-- Extracted text follows --
Bomb disposal plant opens

Engineers covered in head-to-toe protective gear on Friday inserted neutralizing chemicals into bombs filled with a deadly nerve agent, officially starting the work at Russia's third chemical weapons destruction plant. The plant opening near Maradykovsky accelerates Russia's campaign to eliminate the world's largest arsenal of the toxins. The plant, 725km northeast of Moscow, holds 6,900 tonnes of nerve agents stored in aerial bombs and missile warheads -- more than 17 percent of Russia's stockpile.

■ France

Art shatters in museum

The Pompidou Center in Paris on Thursday admitted responsibility for the destruction of two works of art that fell off walls and smashed to pieces. The works were on loan from the US and formed part of a four-month exhibition of Californian artists called Los Angeles 1955-1985. On Thursday, Bruno Racine, president of the Paris museum, said the museum "unambiguously accepted full responsibility. It is heart-breaking for us." An investigation was launched after Untitled, a resin work worth ?22,000 fell off the wall during the night. The second work was Untitled Wall Relief, worth £48,000.
-- Extracted text concluded --
-- Given information follows --
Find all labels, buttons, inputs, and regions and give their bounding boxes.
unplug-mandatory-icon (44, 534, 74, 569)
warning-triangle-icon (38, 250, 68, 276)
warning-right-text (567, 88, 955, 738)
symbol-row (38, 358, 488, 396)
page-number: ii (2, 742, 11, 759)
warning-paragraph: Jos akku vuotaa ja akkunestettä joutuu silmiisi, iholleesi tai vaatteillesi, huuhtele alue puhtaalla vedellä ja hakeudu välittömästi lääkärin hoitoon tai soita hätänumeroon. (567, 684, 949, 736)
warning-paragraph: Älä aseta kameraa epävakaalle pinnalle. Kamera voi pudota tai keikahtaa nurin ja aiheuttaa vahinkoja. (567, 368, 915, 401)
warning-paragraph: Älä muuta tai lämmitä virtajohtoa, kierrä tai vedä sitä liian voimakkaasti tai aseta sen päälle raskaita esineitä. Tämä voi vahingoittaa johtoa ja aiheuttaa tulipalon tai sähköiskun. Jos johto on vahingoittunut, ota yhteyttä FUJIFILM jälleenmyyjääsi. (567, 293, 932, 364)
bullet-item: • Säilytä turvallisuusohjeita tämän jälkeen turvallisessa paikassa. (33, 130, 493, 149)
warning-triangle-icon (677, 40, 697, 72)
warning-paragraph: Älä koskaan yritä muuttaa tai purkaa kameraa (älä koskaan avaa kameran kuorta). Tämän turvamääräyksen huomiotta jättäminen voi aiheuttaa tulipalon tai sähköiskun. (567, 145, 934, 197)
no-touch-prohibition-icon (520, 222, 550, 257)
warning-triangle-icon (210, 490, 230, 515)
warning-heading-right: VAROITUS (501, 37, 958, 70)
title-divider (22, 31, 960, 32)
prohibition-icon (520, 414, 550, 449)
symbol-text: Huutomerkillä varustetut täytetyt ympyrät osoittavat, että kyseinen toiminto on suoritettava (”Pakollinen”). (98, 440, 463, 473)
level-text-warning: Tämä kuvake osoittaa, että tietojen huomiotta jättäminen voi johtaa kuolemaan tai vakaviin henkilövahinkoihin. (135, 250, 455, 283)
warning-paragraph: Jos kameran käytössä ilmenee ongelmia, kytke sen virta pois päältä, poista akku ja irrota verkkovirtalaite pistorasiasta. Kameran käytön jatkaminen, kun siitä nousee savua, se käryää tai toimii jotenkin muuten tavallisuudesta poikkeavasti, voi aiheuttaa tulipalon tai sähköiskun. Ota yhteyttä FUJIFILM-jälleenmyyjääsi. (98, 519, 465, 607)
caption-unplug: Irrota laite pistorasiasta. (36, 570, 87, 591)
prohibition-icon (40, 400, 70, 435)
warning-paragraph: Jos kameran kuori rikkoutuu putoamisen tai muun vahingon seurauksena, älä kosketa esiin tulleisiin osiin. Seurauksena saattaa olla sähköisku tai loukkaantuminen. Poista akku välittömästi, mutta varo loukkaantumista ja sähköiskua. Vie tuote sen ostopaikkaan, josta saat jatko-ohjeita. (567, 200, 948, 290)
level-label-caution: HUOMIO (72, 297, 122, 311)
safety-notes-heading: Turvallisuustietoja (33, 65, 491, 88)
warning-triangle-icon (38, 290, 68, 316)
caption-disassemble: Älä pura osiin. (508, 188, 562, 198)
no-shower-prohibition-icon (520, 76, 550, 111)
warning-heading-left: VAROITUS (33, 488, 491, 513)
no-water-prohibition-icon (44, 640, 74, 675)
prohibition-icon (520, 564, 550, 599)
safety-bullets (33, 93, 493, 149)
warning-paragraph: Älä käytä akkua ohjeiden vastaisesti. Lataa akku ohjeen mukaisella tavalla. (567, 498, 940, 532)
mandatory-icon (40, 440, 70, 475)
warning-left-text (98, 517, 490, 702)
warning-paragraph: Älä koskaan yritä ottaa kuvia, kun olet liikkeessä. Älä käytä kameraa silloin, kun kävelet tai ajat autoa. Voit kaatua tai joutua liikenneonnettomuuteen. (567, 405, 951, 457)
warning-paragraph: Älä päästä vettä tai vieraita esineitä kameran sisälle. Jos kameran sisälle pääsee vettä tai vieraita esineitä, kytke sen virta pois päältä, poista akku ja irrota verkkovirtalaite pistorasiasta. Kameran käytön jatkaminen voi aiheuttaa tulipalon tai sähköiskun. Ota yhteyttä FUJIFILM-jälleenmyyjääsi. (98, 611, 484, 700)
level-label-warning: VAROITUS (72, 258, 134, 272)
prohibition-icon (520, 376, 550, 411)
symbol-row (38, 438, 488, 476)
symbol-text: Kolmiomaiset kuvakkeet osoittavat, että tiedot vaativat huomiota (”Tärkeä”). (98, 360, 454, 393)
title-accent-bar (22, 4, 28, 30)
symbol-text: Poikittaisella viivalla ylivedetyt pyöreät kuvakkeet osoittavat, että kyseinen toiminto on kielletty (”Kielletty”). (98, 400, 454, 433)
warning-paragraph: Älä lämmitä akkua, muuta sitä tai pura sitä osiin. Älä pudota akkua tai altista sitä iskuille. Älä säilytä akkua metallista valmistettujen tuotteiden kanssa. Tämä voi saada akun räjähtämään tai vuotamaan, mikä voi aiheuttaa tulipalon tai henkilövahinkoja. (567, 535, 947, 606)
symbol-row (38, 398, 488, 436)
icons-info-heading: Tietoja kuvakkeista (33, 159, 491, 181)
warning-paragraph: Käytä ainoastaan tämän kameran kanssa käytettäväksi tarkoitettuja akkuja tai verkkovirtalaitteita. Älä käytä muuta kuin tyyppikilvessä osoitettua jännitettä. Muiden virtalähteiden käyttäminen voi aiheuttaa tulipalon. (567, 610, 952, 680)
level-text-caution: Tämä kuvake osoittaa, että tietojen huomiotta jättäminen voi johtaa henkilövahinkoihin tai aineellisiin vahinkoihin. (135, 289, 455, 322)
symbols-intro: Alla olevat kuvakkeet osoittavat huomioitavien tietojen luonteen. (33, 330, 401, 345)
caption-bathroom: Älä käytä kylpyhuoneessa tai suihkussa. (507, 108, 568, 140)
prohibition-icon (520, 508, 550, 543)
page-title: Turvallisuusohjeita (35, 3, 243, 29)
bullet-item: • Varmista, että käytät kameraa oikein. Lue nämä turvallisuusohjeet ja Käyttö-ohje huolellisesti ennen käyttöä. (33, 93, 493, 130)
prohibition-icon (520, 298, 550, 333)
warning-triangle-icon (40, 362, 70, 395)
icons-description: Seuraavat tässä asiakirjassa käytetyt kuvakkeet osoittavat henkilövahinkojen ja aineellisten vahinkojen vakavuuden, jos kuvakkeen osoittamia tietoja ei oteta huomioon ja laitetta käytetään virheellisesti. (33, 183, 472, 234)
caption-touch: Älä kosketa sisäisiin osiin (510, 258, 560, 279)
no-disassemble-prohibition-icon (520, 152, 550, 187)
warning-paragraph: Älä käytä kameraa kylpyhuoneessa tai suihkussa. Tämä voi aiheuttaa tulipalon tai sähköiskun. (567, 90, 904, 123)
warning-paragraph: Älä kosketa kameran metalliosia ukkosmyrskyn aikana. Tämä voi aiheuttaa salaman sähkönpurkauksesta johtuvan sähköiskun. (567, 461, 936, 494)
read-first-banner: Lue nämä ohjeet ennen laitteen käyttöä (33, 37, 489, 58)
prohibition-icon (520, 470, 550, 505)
-- Given information concluded --
Required action. Pick up the news briefs about the Russian weapons plant and the Pompidou Center after their last sentence, and continue them.

Output below.
■ United States

Mugger gets a surprise

Margaret Johnson might have looked like an easy target. But when a mugger tried to grab a chain off her neck on Friday, the wheelchair-bound 56-year-old pulled out her .357 pistol and shot him, police said. Johnson was in Manhattan's Harlem neighborhood on her way to a shooting range when the man came up from behind and went for the chain. Deron Johnson was taken to Harlem Hospital with a single bullet wound in the elbow, police said. He faces a robbery charge, said Lieutenant John Grimpel, a police spokesman.

■ United States

Red Cross fined

The US government has fined the American Red Cross US$4.2 million for failing to ask blood donors proper screening questions and skipping other steps meant to keep the blood supply safe. The fine -- the largest ever levied by the Food and Drug Administration (FDA) for a blood safety violation -- follows a multi-year battle between the FDA and the Red Cross, which collects about 45 percent of the blood donated in the US each year for transfusions.

■ United States

Dare turns ugly

Eight diners recently came down with a rare lung infection after eating live sawagani crabs on a dare. The crabs, which are usually served fried, were eaten at various southern California restaurants. Some patrons had started a tradition where they would reach into a jar of live crabs and devour them raw while being cheered on by their friends. Six to 10 weeks after eating the crabs, the participants ended up with a parasite carried by the crab that migrates from the intestines to the lungs and causes lung fluke infection. The infection -- whose symptoms include coughing, diarrhea, breathing problems, abdominal pain, fever and hives -- can lead to a very serious lung infection or damage the brain.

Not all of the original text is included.